Begin DATA LINES

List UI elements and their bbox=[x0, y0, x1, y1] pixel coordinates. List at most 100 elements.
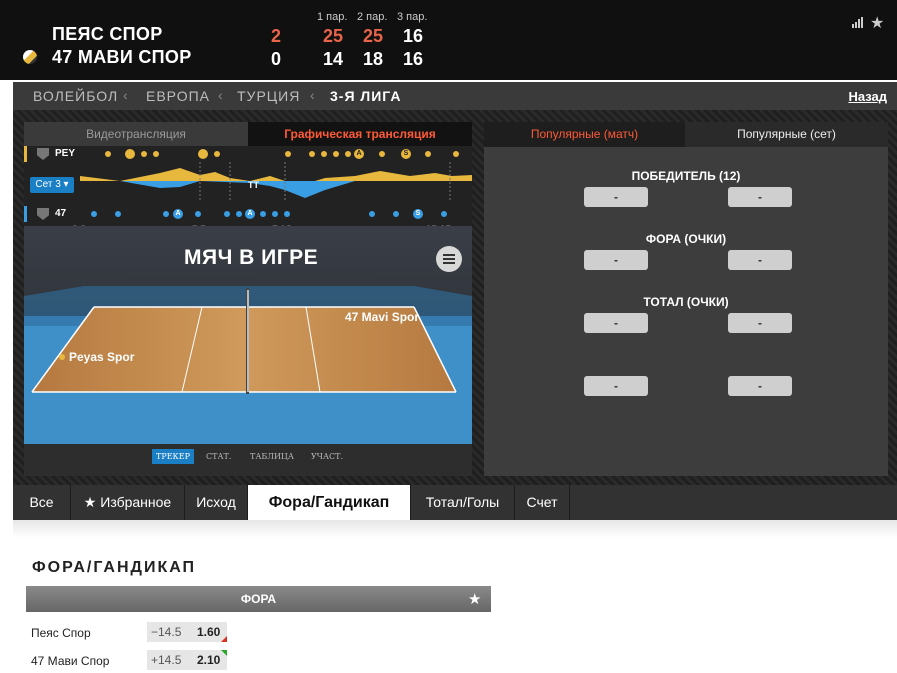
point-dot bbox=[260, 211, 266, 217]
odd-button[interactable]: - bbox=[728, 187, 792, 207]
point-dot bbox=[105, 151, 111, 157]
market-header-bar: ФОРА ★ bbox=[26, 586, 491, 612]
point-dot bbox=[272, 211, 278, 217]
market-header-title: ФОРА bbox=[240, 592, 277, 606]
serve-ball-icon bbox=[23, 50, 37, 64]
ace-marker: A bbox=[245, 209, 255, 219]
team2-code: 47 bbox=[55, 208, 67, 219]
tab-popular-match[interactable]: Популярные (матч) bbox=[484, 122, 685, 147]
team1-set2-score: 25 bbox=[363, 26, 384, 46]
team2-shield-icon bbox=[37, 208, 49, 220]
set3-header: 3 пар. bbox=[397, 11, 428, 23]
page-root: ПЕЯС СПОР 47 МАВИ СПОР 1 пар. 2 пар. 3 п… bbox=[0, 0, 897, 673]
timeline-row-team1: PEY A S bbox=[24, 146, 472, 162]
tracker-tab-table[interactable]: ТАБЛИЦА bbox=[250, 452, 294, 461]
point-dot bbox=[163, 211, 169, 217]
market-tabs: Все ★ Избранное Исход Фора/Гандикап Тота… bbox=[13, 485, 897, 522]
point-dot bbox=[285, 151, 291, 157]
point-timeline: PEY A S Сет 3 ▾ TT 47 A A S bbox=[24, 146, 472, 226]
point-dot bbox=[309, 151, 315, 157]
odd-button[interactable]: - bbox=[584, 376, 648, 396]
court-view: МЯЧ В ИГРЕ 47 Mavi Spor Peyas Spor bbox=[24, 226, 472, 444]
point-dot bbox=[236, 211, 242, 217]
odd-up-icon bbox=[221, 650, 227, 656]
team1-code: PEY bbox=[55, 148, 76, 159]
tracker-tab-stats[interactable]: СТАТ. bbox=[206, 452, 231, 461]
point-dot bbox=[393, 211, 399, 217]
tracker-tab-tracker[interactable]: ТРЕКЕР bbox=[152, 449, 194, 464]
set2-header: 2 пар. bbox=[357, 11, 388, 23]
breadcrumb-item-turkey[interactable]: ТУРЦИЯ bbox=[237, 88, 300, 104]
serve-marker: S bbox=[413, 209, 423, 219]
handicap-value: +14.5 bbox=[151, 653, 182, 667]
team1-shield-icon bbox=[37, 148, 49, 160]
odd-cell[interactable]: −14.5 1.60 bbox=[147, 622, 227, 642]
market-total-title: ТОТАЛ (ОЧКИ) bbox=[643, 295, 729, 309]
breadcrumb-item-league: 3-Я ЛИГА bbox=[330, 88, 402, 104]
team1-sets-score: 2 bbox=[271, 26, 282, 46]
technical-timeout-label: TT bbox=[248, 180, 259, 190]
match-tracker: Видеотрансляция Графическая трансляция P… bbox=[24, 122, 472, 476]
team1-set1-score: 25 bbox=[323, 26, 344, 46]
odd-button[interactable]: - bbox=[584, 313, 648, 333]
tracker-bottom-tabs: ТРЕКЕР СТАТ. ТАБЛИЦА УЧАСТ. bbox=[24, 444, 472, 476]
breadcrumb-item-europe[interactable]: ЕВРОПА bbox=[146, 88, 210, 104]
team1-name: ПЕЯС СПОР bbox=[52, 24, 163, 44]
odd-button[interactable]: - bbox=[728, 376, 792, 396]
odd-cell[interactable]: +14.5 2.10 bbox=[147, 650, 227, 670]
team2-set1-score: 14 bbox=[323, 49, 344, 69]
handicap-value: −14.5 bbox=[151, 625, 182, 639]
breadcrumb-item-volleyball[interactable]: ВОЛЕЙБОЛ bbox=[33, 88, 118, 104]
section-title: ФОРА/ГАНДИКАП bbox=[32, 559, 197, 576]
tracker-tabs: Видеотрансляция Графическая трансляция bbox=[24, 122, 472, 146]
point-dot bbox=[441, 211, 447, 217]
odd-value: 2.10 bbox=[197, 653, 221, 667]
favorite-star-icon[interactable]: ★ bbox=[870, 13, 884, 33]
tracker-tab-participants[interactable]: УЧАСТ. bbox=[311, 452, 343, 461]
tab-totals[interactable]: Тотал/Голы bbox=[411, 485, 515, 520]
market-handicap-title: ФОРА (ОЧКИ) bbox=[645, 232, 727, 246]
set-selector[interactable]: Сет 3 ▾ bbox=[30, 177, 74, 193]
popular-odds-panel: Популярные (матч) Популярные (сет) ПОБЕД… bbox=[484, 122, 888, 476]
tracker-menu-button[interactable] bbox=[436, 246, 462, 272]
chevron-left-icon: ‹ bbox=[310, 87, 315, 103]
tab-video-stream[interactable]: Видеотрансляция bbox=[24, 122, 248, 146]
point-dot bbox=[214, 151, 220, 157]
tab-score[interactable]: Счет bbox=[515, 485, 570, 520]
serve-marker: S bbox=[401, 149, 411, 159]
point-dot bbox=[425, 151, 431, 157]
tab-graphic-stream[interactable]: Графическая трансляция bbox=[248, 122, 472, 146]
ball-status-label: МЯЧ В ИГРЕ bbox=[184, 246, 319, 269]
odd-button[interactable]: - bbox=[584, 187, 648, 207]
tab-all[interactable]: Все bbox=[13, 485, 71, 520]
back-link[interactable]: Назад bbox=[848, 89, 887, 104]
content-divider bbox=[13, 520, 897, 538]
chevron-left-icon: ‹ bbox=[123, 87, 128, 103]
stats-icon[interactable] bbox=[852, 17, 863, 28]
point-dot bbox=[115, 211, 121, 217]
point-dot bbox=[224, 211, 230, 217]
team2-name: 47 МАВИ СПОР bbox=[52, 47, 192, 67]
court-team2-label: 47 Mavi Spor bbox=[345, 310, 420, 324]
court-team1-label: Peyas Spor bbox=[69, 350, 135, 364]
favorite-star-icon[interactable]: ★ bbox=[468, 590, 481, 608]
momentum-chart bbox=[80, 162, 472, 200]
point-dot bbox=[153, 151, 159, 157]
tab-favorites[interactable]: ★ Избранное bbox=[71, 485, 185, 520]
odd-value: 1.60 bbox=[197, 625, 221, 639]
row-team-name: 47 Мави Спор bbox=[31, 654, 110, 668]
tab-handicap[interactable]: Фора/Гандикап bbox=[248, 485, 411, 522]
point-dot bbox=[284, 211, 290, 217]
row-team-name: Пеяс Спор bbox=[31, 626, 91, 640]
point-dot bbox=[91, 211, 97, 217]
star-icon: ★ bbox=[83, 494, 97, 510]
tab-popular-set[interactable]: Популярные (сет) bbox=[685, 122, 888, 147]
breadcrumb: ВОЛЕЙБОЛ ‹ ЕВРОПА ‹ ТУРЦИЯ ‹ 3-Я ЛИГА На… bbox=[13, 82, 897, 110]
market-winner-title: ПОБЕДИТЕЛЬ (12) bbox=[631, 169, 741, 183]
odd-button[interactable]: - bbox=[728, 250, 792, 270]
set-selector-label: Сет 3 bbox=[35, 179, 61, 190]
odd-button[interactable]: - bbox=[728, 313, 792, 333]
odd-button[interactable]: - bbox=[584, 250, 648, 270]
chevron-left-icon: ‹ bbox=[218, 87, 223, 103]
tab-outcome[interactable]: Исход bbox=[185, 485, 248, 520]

End DATA LINES
Begin DATA LINES

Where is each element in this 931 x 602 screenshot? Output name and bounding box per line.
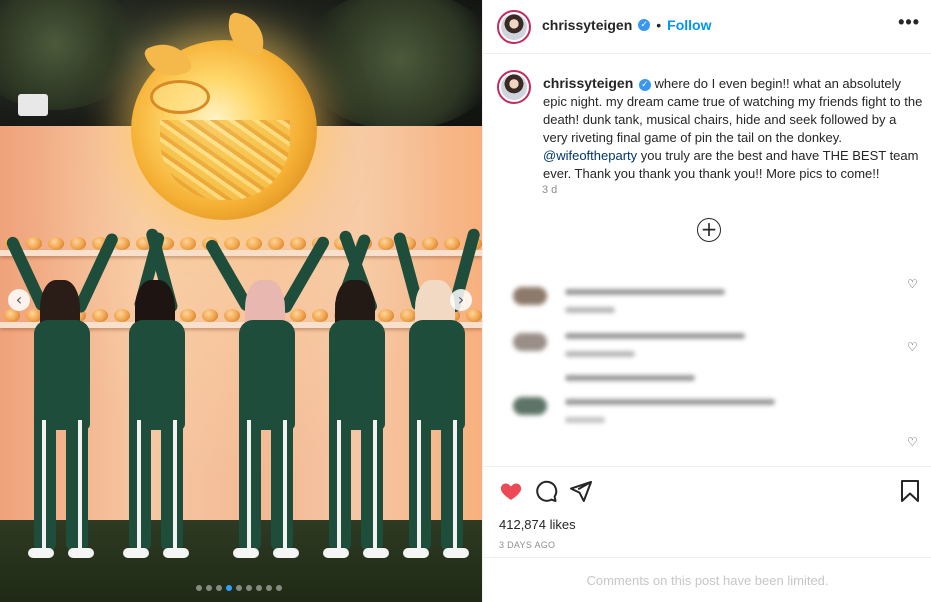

End DATA LINES

OBJECTIVE: How many rows above contain the string "item"? Reply with the number alone.

EXERCISE RESULT: 4